-- Opening Marker --
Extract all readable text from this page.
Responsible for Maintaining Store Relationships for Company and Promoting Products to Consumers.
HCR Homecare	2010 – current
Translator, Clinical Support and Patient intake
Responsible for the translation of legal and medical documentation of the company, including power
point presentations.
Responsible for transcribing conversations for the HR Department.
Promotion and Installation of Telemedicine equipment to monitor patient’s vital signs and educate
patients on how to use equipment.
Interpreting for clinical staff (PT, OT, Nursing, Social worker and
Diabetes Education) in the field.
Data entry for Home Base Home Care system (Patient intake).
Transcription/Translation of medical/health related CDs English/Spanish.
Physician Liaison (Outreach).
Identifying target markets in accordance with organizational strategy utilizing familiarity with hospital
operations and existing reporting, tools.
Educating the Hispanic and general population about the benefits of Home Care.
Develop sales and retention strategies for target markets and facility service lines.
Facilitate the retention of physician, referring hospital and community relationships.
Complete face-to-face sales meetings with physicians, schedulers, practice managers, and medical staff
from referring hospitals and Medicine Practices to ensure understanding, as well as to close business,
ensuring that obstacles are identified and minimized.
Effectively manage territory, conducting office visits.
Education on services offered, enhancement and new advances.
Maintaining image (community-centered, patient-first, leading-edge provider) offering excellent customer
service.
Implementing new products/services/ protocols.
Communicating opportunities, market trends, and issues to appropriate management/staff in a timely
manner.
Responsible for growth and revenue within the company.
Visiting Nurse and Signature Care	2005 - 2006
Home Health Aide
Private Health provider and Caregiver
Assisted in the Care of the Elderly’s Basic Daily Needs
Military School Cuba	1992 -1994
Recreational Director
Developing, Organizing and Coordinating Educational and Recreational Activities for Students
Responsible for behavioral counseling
-- Closing Marker --
# WHAT YOU SHOULD DO
Search the entries for the word "retention" and gather every line where it appears.

# WRITTEN RESPONSE
Develop sales and retention strategies for target markets and facility service lines.
Facilitate the retention of physician, referring hospital and community relationships.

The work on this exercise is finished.